# WORK TO COMPLETE:
Gather each line in the entries that includes the string "callout".

# DATASET RECORDS:
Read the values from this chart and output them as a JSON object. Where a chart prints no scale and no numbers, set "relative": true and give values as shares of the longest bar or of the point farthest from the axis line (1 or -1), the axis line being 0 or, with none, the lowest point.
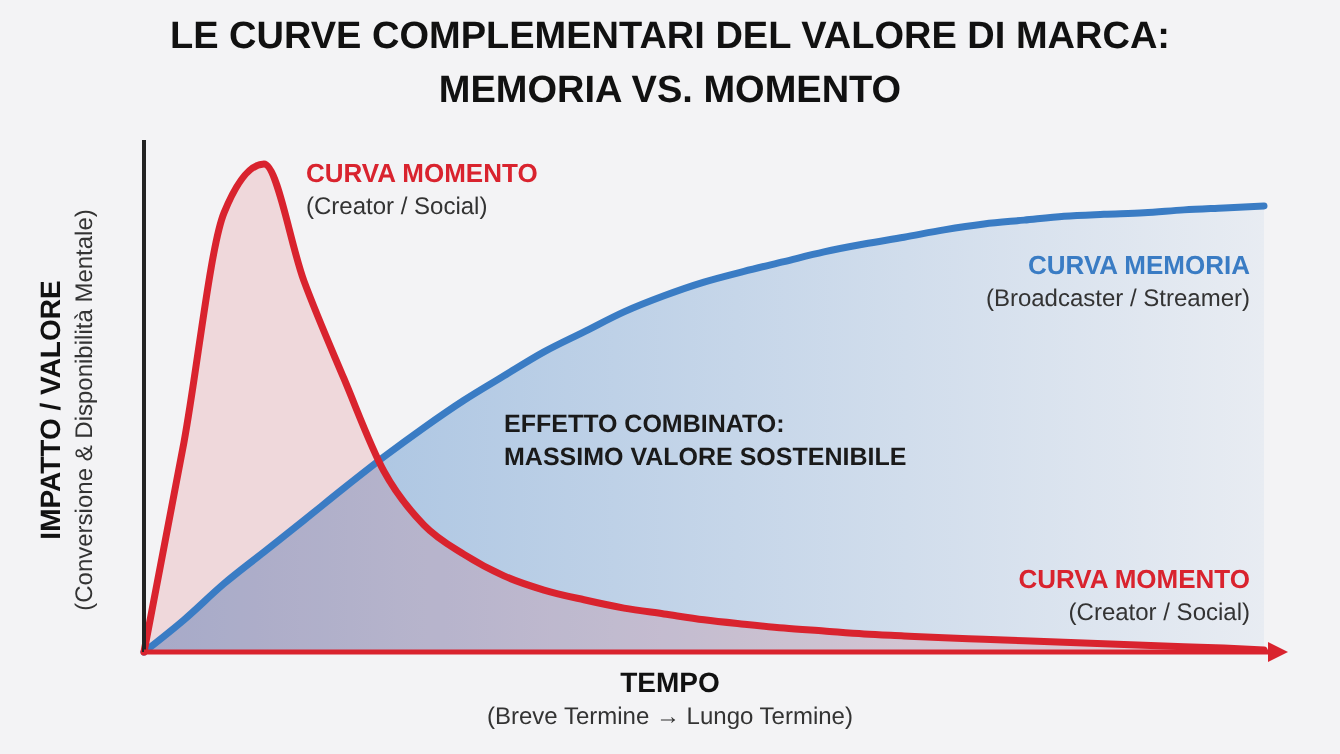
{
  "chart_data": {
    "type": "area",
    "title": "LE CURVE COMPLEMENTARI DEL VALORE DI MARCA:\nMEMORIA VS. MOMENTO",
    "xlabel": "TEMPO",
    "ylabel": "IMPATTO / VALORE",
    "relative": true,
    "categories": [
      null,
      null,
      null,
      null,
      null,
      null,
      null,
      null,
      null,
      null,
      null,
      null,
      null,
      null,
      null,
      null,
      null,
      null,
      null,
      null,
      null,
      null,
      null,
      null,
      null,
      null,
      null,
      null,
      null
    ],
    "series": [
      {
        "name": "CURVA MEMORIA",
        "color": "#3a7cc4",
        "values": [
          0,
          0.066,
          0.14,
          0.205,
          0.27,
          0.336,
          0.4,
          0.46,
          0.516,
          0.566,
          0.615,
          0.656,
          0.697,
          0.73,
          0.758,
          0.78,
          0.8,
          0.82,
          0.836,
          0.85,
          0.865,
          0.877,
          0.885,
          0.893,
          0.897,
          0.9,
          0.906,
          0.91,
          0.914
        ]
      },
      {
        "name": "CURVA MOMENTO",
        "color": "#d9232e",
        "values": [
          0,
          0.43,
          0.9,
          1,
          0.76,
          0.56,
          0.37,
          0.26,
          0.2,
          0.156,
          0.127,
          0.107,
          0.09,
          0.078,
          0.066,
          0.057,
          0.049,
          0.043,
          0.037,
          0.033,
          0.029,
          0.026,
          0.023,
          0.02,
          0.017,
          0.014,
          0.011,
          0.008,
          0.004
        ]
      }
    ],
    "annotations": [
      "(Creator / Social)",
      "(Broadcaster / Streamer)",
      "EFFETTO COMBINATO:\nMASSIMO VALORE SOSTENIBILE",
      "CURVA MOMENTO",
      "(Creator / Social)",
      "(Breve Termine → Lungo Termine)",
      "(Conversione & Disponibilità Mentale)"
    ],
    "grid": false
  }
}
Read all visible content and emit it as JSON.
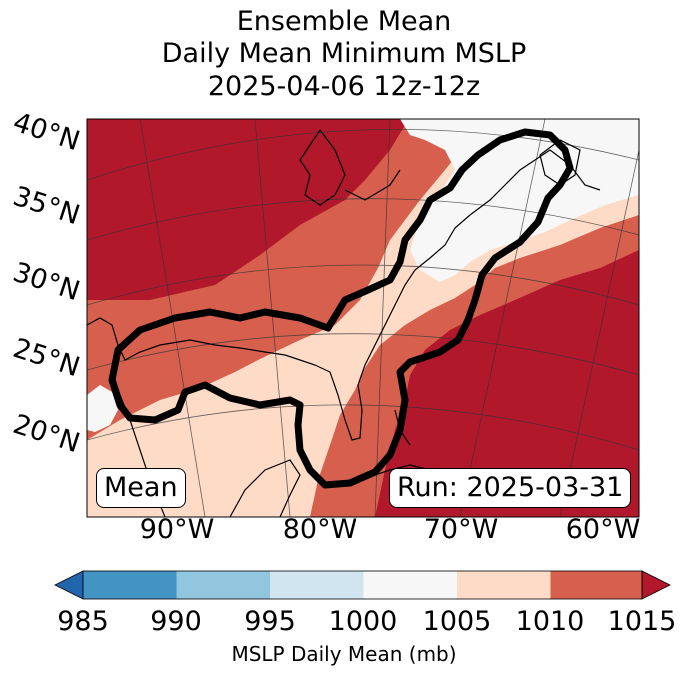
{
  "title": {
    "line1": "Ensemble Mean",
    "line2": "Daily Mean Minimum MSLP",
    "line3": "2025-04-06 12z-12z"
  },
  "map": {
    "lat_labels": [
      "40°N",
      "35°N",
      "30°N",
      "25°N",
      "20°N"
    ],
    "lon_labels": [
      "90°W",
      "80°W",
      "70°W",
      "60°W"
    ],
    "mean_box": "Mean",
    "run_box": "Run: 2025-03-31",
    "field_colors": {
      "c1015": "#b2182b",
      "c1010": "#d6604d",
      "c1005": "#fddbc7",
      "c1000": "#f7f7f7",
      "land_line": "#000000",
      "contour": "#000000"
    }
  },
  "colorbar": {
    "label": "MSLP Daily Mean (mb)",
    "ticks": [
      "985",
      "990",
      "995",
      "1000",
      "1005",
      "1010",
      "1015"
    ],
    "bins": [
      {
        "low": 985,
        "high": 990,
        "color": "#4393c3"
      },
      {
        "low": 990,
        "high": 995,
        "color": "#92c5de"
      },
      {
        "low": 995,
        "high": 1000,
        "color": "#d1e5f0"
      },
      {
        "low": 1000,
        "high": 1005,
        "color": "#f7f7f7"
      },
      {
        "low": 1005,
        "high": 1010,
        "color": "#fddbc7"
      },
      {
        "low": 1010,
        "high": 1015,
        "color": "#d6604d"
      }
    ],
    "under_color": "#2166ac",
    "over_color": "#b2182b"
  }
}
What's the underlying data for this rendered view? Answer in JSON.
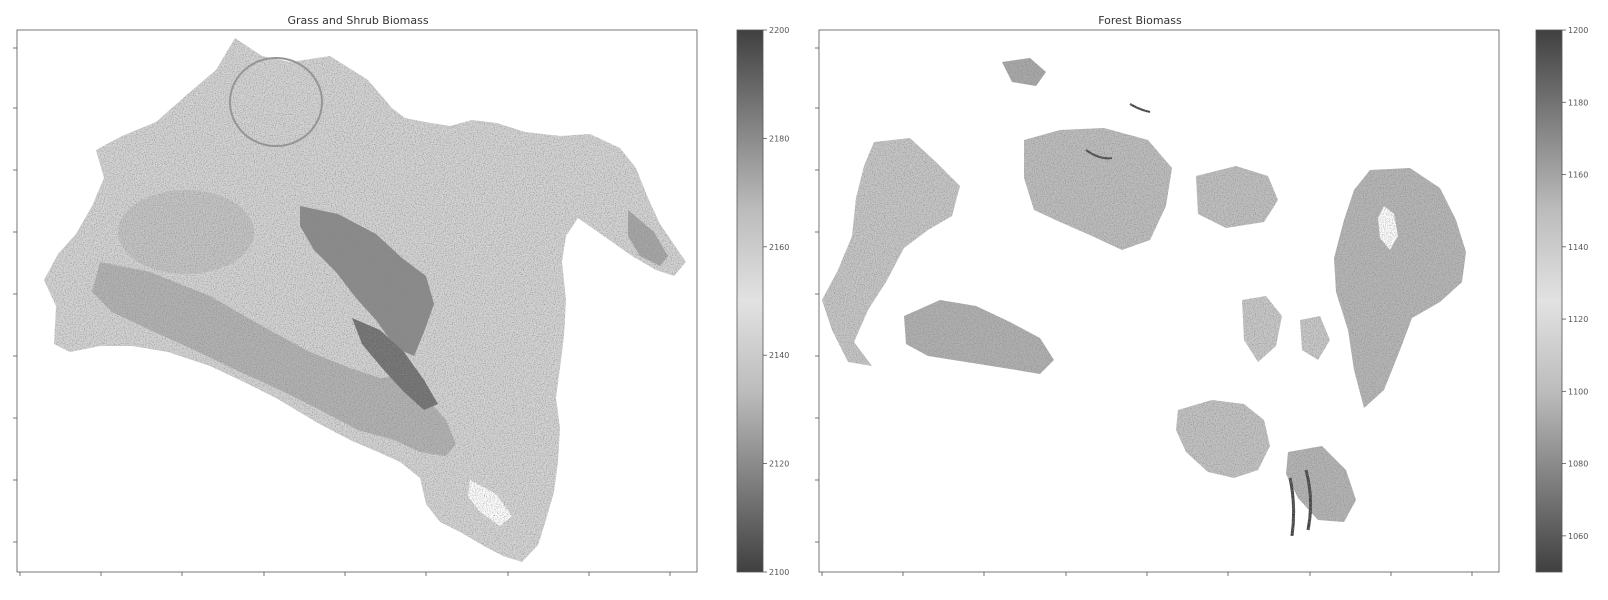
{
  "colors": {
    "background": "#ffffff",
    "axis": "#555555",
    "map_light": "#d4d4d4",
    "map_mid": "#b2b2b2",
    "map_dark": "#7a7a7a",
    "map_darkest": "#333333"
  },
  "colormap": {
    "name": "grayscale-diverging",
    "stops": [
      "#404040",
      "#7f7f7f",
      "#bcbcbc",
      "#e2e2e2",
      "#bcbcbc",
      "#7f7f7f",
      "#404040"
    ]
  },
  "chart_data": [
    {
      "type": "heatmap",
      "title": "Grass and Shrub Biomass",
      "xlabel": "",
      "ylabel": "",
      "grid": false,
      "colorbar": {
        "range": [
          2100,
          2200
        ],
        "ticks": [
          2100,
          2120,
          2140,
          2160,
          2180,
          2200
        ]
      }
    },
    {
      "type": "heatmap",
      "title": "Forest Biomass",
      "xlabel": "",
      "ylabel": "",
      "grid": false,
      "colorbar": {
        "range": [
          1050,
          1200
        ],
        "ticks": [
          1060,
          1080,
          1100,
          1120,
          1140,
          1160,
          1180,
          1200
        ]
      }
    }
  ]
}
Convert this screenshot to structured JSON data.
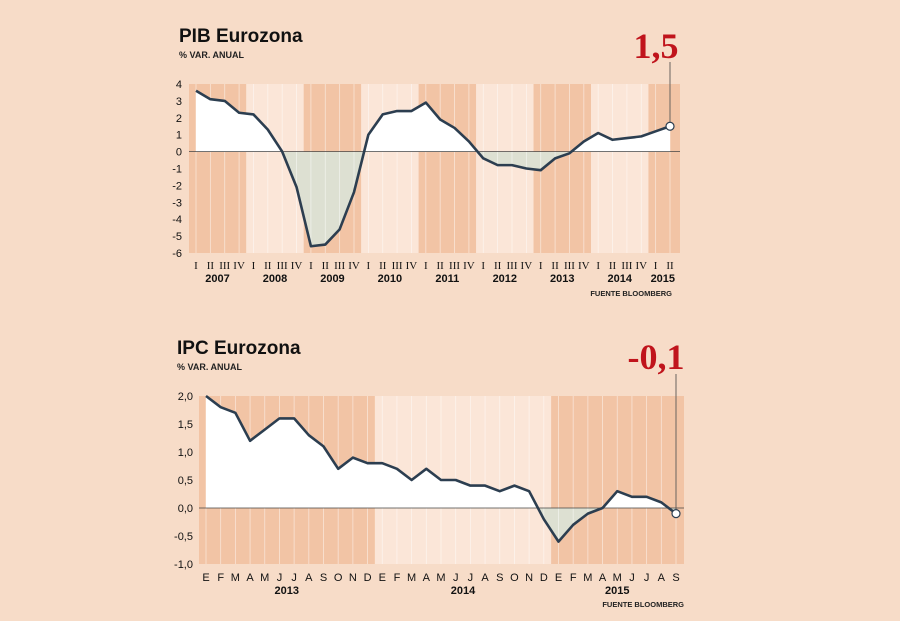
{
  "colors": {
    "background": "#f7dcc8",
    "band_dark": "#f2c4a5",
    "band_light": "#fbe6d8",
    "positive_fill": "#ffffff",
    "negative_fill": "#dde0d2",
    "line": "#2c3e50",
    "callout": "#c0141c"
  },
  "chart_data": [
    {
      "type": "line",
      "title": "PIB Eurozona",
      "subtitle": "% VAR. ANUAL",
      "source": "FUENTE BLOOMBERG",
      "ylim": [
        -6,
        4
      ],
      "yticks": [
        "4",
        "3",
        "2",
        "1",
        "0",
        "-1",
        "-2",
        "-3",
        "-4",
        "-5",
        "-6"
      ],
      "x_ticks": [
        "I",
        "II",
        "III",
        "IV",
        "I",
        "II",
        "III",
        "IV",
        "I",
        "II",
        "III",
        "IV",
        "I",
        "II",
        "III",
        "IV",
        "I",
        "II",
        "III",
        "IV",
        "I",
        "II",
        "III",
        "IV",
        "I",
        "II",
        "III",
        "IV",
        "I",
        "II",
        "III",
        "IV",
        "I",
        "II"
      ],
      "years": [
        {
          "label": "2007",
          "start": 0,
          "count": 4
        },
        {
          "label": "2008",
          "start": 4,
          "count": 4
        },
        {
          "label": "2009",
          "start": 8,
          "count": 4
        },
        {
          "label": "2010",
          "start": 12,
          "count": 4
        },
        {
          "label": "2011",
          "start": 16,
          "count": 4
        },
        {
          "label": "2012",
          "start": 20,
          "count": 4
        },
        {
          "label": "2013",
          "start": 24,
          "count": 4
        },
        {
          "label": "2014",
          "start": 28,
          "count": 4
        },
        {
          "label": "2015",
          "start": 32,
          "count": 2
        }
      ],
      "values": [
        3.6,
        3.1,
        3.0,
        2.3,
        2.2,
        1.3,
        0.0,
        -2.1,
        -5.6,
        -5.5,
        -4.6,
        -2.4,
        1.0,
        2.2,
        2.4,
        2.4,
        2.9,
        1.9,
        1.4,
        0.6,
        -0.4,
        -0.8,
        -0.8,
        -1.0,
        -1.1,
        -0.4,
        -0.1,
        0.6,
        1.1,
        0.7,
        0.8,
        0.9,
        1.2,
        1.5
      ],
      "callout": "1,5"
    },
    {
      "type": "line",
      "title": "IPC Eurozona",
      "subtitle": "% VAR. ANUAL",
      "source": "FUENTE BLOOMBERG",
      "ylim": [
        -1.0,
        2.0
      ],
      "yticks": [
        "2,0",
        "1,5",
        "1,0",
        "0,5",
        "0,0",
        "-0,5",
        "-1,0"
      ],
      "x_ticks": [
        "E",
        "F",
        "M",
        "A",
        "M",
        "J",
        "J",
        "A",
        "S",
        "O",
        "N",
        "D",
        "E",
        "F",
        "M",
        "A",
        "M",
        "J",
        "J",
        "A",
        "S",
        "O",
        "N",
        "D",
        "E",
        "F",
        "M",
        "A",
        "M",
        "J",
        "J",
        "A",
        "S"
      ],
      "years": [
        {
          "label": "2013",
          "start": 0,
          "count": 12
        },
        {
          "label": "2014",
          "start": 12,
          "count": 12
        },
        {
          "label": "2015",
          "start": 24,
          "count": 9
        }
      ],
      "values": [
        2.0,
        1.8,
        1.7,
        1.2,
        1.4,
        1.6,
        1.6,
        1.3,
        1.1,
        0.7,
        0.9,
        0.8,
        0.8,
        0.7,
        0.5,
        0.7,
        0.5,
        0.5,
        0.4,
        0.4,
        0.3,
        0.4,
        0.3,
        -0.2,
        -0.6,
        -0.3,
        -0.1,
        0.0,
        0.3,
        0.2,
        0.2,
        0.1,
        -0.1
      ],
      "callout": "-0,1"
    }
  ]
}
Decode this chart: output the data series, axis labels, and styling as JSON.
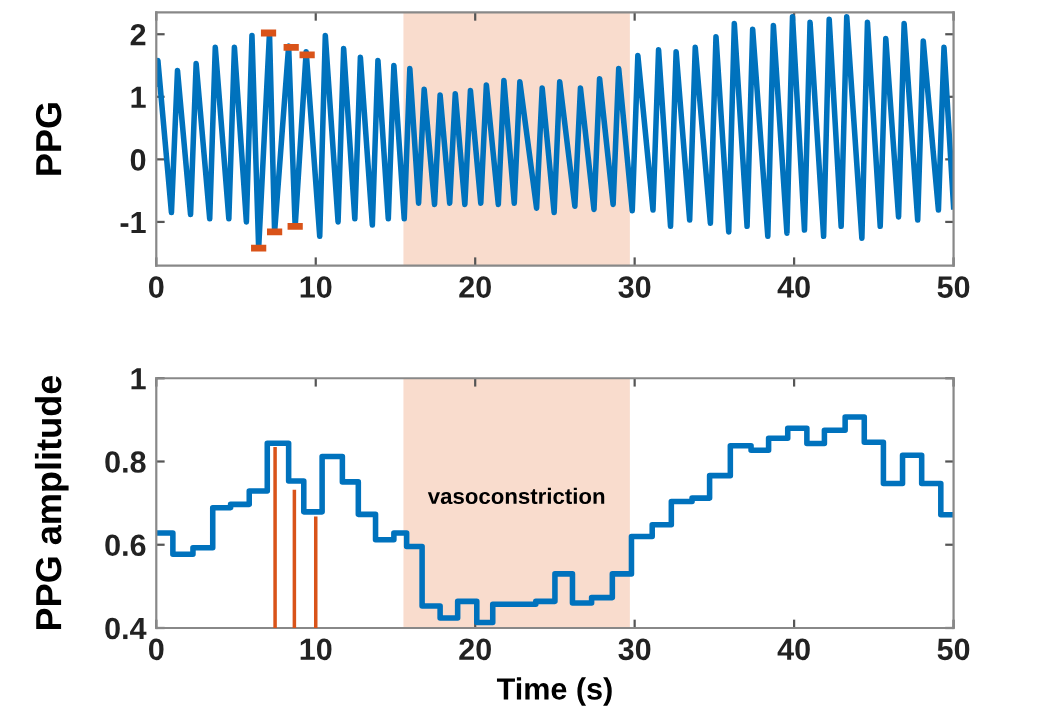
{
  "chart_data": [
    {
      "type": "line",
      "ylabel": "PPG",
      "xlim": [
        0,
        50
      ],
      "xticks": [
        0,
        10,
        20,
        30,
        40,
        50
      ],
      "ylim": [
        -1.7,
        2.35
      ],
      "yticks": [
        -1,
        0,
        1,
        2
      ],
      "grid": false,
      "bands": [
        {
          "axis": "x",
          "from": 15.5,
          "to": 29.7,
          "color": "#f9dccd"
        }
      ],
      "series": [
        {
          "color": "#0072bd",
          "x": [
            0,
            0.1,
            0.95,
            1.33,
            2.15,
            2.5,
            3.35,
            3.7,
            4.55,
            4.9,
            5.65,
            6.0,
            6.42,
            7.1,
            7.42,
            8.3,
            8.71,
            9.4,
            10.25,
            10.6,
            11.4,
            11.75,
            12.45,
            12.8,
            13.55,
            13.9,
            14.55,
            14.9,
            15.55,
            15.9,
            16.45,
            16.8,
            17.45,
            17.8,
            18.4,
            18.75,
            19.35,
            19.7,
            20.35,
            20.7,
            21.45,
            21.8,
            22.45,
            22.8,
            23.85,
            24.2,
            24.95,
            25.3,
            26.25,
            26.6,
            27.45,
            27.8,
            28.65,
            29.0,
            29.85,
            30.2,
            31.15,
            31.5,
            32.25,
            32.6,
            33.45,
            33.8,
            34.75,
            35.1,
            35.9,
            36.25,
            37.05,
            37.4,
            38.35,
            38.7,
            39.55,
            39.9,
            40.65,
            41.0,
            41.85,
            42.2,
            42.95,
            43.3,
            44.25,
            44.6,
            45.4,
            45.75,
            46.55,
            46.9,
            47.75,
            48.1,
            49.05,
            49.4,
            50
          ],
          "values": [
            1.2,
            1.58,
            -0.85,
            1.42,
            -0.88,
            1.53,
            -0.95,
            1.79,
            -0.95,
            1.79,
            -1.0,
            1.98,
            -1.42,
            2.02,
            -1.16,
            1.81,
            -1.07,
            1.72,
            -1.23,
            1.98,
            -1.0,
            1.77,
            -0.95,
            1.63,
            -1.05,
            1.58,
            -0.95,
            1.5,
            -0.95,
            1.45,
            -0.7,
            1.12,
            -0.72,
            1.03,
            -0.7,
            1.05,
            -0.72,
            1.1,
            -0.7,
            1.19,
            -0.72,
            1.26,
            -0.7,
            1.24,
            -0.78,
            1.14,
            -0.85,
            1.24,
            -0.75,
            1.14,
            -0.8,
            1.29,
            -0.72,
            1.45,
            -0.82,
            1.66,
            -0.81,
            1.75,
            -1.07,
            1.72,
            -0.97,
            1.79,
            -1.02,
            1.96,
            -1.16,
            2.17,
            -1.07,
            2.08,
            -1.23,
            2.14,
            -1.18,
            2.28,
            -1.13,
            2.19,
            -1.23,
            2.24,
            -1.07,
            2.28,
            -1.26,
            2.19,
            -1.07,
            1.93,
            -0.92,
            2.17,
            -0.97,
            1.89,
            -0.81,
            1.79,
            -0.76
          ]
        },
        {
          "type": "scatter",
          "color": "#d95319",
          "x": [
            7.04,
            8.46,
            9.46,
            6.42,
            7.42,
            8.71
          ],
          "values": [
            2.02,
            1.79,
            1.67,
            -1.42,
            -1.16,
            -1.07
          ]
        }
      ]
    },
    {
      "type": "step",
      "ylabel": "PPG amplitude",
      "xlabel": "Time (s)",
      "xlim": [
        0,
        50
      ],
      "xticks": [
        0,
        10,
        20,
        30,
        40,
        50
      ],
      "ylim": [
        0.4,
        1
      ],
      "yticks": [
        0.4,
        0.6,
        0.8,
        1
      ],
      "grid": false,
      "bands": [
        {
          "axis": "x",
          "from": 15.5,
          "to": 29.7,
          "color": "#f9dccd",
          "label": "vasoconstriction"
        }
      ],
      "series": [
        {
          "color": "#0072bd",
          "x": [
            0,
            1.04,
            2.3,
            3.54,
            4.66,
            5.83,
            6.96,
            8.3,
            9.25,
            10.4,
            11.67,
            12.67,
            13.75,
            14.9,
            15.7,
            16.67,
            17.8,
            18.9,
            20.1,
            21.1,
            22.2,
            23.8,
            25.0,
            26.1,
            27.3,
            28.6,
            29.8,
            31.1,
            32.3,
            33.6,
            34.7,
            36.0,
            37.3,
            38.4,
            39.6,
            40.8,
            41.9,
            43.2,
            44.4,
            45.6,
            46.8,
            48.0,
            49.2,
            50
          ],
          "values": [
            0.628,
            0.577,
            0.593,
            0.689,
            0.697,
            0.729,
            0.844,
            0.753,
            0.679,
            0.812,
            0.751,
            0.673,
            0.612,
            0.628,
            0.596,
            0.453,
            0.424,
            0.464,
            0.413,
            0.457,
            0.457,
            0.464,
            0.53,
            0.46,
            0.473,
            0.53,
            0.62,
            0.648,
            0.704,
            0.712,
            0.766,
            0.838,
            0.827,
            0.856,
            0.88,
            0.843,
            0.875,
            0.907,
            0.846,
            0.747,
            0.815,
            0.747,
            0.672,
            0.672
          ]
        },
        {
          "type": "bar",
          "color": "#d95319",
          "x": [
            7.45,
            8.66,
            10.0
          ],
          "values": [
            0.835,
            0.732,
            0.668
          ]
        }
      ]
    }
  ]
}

# SOLUTION:
    "callout": "#c0141c"
      "callout": "1,5"
      "callout": "-0,1"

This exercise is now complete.